The exercise:
Search the data below for "pour"; list each line that holds it.

## START

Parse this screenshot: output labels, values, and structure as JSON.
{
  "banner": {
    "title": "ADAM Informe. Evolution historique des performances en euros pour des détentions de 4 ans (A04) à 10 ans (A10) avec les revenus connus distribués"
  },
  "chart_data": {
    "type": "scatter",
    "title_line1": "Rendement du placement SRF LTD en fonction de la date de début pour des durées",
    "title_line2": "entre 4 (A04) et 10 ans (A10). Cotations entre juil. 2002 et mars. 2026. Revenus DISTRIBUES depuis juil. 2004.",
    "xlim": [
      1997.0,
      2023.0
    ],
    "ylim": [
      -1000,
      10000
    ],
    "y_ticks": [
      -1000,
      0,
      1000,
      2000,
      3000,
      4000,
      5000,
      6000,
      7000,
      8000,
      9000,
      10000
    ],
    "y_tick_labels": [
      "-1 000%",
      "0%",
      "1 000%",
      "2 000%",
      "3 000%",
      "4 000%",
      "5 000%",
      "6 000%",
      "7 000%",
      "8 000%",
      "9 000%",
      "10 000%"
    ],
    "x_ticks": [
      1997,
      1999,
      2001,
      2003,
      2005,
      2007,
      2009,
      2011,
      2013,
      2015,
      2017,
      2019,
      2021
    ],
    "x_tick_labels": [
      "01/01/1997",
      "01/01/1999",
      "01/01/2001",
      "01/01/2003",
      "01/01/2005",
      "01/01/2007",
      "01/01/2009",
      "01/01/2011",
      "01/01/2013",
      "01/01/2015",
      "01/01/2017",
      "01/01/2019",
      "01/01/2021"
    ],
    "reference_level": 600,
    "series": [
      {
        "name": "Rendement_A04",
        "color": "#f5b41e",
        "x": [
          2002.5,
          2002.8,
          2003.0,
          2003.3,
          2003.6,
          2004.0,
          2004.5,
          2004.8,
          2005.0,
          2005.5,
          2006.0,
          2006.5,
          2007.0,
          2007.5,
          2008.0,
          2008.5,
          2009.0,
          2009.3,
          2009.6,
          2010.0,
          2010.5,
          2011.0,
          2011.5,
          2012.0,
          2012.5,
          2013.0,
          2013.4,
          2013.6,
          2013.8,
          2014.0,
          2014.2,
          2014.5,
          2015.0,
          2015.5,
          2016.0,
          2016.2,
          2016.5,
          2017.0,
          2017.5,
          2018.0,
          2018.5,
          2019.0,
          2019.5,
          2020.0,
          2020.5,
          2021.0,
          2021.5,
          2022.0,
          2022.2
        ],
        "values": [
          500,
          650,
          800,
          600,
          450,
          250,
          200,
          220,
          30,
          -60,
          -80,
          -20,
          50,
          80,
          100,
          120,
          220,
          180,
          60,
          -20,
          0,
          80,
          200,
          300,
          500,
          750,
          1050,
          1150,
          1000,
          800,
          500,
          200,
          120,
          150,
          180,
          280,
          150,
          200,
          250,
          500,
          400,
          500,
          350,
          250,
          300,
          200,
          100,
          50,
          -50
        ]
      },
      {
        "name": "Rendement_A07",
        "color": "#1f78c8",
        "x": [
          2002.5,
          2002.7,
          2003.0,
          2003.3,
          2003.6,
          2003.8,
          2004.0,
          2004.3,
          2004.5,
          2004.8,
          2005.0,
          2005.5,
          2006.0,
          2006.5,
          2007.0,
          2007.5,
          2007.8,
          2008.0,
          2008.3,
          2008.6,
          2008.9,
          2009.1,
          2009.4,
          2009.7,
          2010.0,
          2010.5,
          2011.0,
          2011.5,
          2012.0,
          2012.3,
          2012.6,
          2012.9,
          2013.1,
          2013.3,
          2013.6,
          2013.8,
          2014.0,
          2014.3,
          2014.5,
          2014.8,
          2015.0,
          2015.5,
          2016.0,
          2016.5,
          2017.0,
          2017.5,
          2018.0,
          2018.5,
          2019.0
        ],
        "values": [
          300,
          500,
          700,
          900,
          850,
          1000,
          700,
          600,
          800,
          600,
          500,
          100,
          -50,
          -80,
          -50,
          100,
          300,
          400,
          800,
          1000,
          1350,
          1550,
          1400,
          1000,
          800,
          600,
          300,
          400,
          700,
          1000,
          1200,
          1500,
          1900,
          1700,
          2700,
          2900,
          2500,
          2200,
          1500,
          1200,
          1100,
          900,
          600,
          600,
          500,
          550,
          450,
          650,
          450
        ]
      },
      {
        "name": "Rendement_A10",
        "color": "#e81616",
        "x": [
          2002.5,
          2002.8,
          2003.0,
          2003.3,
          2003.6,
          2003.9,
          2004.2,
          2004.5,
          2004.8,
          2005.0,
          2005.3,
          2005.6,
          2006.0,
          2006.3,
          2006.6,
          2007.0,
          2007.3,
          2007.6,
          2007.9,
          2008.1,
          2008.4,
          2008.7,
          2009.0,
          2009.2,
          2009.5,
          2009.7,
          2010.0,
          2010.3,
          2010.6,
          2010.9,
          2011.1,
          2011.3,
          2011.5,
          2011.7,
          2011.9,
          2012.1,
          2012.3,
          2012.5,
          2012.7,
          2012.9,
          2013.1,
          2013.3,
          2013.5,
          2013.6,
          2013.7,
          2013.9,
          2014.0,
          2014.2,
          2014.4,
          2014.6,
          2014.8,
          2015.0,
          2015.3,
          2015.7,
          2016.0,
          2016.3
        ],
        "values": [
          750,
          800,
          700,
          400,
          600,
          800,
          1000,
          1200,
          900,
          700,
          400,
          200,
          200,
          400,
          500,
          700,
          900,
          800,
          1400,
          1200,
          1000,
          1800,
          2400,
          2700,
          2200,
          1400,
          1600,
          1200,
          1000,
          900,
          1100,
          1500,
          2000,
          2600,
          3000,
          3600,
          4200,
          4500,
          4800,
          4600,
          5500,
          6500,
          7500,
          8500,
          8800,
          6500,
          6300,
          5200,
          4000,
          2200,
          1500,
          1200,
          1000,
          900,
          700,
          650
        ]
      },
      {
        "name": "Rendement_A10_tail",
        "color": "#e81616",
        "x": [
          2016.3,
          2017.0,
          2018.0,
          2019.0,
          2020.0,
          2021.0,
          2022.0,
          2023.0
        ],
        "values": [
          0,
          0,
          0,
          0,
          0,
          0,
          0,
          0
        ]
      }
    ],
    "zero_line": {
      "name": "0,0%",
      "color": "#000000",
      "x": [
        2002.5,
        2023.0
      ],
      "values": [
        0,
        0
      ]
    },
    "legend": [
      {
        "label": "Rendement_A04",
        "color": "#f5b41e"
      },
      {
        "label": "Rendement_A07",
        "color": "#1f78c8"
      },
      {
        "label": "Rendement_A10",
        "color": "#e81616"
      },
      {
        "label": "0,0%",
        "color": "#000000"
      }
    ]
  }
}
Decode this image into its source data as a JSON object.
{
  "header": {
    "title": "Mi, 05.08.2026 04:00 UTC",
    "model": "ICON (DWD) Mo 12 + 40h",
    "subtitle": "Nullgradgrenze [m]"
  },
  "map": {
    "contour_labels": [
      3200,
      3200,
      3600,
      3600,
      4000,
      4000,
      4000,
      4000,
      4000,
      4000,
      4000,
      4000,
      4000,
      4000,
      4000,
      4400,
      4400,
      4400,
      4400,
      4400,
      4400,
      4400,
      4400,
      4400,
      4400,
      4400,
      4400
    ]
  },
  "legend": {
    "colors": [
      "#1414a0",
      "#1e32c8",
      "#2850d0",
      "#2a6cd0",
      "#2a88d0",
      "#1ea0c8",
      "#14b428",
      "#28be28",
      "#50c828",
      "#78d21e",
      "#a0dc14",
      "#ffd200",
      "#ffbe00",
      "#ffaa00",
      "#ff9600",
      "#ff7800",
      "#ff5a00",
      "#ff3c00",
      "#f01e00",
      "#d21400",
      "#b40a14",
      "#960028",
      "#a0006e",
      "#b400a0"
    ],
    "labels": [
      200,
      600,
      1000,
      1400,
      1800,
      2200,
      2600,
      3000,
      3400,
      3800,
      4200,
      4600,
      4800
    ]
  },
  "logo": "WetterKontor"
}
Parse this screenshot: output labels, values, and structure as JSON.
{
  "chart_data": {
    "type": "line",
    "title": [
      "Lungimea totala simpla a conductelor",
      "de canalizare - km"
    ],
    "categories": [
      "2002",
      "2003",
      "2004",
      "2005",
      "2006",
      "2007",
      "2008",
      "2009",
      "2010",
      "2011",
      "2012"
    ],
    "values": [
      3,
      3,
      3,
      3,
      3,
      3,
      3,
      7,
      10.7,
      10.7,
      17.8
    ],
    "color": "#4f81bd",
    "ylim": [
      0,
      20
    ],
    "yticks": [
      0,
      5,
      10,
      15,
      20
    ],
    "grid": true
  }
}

## END

Response to this exercise:
    "title": "ADAM Informe. Evolution historique des performances en euros pour des détentions de 4 ans (A04) à 10 ans (A10) avec les revenus connus distribués"
    "title_line1": "Rendement du placement SRF LTD en fonction de la date de début pour des durées",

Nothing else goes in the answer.